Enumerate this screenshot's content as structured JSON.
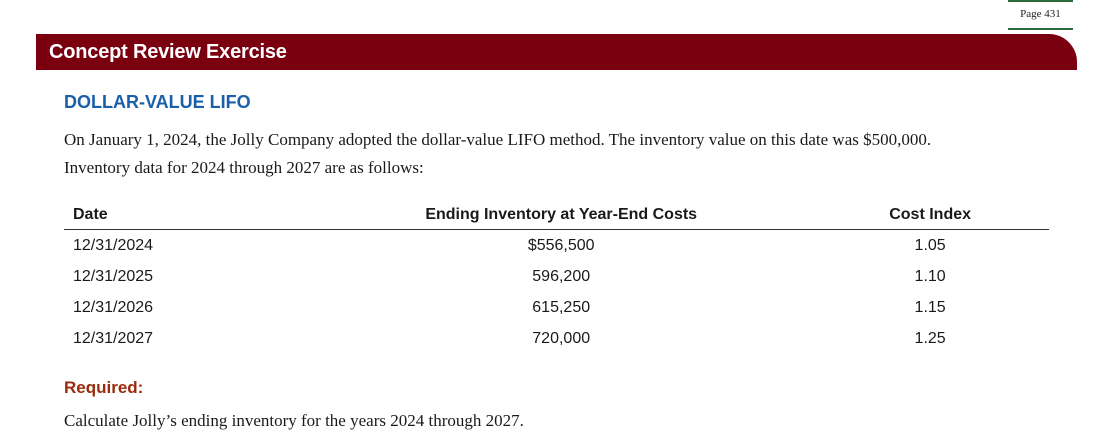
{
  "page_marker": "Page 431",
  "banner_title": "Concept Review Exercise",
  "section_title": "DOLLAR-VALUE LIFO",
  "intro": {
    "line1": "On January 1, 2024, the Jolly Company adopted the dollar-value LIFO method. The inventory value on this date was $500,000.",
    "line2": "Inventory data for 2024 through 2027 are as follows:"
  },
  "table": {
    "headers": {
      "date": "Date",
      "inventory": "Ending Inventory at Year-End Costs",
      "index": "Cost Index"
    },
    "rows": [
      {
        "date": "12/31/2024",
        "inventory": "$556,500",
        "index": "1.05"
      },
      {
        "date": "12/31/2025",
        "inventory": "596,200",
        "index": "1.10"
      },
      {
        "date": "12/31/2026",
        "inventory": "615,250",
        "index": "1.15"
      },
      {
        "date": "12/31/2027",
        "inventory": "720,000",
        "index": "1.25"
      }
    ]
  },
  "required": {
    "label": "Required:",
    "text": "Calculate Jolly’s ending inventory for the years 2024 through 2027."
  },
  "colors": {
    "banner": "#7a0010",
    "section_title": "#1a5fa8",
    "required_label": "#9b2b0c",
    "page_marker_rule": "#2e6b3a"
  }
}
--------
What to produce =
Your copy should repeat each entry above exactly but contain no pictures.

Expected answer =
Enumerate this screenshot's content as structured JSON.
{
  "page_marker": "Page 431",
  "banner_title": "Concept Review Exercise",
  "section_title": "DOLLAR-VALUE LIFO",
  "intro": {
    "line1": "On January 1, 2024, the Jolly Company adopted the dollar-value LIFO method. The inventory value on this date was $500,000.",
    "line2": "Inventory data for 2024 through 2027 are as follows:"
  },
  "table": {
    "headers": {
      "date": "Date",
      "inventory": "Ending Inventory at Year-End Costs",
      "index": "Cost Index"
    },
    "rows": [
      {
        "date": "12/31/2024",
        "inventory": "$556,500",
        "index": "1.05"
      },
      {
        "date": "12/31/2025",
        "inventory": "596,200",
        "index": "1.10"
      },
      {
        "date": "12/31/2026",
        "inventory": "615,250",
        "index": "1.15"
      },
      {
        "date": "12/31/2027",
        "inventory": "720,000",
        "index": "1.25"
      }
    ]
  },
  "required": {
    "label": "Required:",
    "text": "Calculate Jolly’s ending inventory for the years 2024 through 2027."
  },
  "colors": {
    "banner": "#7a0010",
    "section_title": "#1a5fa8",
    "required_label": "#9b2b0c",
    "page_marker_rule": "#2e6b3a"
  }
}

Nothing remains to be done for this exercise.